═══ Dataset content ═══

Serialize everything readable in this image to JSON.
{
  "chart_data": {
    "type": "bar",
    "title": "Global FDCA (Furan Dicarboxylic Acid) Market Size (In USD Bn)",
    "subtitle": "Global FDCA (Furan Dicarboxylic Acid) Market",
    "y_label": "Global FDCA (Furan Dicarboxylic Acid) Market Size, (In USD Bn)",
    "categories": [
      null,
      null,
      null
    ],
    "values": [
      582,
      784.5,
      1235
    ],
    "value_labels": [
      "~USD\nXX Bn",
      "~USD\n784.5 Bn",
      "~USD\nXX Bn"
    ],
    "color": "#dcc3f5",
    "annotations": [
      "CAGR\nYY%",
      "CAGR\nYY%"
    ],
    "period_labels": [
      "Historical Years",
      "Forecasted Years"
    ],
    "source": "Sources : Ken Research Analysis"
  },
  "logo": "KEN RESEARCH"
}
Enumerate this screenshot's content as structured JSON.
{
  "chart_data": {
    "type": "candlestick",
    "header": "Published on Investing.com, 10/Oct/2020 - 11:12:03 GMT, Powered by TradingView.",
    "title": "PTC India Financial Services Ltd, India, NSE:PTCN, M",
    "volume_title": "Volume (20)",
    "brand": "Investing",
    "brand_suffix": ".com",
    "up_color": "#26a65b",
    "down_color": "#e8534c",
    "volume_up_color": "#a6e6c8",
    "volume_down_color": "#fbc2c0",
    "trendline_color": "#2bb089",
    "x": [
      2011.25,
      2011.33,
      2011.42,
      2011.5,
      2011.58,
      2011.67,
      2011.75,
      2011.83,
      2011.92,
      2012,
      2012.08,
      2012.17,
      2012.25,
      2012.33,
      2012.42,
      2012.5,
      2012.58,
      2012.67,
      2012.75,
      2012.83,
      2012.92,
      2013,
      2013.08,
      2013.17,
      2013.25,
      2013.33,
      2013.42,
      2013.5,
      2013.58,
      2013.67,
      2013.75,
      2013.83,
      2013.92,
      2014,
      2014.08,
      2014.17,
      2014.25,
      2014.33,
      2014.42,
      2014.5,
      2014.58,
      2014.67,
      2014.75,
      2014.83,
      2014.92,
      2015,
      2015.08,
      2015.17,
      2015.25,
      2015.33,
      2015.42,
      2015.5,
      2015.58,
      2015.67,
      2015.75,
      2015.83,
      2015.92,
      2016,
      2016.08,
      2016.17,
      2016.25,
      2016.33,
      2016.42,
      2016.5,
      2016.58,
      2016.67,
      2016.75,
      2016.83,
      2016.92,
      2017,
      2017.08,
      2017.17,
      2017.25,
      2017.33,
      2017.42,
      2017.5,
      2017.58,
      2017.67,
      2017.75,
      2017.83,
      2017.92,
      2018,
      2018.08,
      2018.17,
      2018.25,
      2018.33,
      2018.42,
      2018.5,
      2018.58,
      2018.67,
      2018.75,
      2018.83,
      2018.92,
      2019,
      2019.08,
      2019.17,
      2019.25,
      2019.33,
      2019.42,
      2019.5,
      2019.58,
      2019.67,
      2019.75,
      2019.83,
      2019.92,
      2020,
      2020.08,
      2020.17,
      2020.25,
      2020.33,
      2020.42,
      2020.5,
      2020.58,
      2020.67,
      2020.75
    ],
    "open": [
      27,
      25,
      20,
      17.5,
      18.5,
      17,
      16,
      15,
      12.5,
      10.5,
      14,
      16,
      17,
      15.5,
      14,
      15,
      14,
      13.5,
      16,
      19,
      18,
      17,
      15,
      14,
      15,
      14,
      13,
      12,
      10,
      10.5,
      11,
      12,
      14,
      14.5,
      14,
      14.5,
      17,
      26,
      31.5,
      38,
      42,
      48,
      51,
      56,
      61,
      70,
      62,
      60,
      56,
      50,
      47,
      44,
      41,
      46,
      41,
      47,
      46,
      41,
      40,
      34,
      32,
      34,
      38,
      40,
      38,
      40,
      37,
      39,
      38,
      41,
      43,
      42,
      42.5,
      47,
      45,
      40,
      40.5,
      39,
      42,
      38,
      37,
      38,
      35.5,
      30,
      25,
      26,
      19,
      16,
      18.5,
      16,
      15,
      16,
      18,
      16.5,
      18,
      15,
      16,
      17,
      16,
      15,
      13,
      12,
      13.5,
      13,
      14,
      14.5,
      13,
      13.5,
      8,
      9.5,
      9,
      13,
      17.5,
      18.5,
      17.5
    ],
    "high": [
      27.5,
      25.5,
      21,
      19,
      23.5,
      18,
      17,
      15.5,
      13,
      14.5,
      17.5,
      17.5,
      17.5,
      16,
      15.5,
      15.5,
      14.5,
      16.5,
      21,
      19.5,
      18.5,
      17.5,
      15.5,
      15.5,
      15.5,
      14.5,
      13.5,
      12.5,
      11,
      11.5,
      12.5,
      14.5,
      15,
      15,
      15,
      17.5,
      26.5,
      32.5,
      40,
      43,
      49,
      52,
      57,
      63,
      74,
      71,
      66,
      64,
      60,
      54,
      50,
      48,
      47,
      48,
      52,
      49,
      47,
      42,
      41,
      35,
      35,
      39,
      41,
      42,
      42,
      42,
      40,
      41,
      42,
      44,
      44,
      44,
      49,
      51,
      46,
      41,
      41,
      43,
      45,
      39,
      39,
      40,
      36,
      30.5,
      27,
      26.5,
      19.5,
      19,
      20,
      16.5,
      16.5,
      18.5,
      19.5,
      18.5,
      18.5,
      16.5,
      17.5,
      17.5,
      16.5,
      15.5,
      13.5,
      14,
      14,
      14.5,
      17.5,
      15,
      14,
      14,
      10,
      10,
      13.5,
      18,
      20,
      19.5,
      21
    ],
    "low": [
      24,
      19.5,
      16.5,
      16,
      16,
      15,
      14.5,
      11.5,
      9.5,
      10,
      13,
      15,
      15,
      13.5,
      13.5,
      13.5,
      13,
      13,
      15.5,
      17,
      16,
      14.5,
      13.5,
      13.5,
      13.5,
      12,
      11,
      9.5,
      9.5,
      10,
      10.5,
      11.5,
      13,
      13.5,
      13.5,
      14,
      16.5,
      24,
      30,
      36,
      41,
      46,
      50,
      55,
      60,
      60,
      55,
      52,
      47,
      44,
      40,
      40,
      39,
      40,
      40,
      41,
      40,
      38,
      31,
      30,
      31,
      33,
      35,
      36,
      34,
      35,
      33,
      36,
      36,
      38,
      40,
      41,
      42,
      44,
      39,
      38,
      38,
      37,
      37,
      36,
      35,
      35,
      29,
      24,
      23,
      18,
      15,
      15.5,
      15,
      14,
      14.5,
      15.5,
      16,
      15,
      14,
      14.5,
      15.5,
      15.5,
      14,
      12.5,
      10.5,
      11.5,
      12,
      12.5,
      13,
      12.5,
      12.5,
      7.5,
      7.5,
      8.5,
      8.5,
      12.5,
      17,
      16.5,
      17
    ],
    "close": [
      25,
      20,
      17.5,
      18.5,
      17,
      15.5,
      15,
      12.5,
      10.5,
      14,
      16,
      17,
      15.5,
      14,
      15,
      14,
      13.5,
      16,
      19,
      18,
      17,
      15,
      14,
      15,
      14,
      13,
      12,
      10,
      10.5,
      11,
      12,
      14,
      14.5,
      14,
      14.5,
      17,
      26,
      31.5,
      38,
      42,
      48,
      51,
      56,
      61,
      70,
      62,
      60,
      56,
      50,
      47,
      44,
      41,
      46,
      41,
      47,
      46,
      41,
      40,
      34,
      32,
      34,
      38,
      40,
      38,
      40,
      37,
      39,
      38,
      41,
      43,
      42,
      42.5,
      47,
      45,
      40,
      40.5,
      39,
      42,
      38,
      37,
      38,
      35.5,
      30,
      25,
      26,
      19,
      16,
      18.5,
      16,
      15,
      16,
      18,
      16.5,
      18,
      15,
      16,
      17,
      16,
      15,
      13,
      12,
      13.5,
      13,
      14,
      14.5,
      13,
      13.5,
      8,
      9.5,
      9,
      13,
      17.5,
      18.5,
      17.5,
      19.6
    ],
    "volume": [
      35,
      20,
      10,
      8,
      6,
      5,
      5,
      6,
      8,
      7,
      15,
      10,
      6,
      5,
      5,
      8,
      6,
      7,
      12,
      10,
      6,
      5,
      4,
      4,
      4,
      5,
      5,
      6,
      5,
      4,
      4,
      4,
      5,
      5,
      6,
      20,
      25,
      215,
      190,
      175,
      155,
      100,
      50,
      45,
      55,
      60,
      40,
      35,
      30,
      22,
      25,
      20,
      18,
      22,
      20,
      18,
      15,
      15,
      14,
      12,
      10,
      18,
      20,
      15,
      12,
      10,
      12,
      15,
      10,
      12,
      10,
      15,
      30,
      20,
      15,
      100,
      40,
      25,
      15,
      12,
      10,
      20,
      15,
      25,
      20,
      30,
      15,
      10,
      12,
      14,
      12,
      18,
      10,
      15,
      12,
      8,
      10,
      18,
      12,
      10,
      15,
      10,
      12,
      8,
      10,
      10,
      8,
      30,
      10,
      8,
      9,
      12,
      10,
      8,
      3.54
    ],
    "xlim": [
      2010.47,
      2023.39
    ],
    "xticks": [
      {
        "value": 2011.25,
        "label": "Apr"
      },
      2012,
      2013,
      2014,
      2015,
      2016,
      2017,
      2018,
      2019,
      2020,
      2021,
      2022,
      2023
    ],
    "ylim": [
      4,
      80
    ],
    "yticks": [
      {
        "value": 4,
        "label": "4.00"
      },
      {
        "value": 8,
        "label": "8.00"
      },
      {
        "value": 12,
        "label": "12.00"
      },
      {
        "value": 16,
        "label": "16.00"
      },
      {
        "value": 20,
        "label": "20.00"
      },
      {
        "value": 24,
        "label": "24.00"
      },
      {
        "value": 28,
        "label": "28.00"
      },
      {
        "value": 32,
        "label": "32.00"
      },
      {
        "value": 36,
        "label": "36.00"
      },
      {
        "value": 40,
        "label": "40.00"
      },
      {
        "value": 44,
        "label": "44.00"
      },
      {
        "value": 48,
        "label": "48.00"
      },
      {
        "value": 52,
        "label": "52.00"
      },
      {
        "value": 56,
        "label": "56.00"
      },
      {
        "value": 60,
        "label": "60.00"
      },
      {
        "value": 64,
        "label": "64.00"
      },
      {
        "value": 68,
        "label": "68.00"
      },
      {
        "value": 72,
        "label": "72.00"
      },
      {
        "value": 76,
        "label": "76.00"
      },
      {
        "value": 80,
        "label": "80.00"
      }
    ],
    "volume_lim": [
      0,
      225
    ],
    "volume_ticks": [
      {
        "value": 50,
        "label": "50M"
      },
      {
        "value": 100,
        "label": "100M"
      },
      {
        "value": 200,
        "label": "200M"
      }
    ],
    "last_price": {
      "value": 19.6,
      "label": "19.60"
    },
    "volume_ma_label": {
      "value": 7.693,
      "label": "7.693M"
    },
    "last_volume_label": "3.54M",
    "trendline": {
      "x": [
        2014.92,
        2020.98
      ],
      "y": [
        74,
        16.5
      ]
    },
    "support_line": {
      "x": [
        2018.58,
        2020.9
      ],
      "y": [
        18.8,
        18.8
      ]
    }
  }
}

═══

Exercise directions: Across the material above, how many lines include the string "Furan"? Only the number is wanted.

Solution to the exercise: 3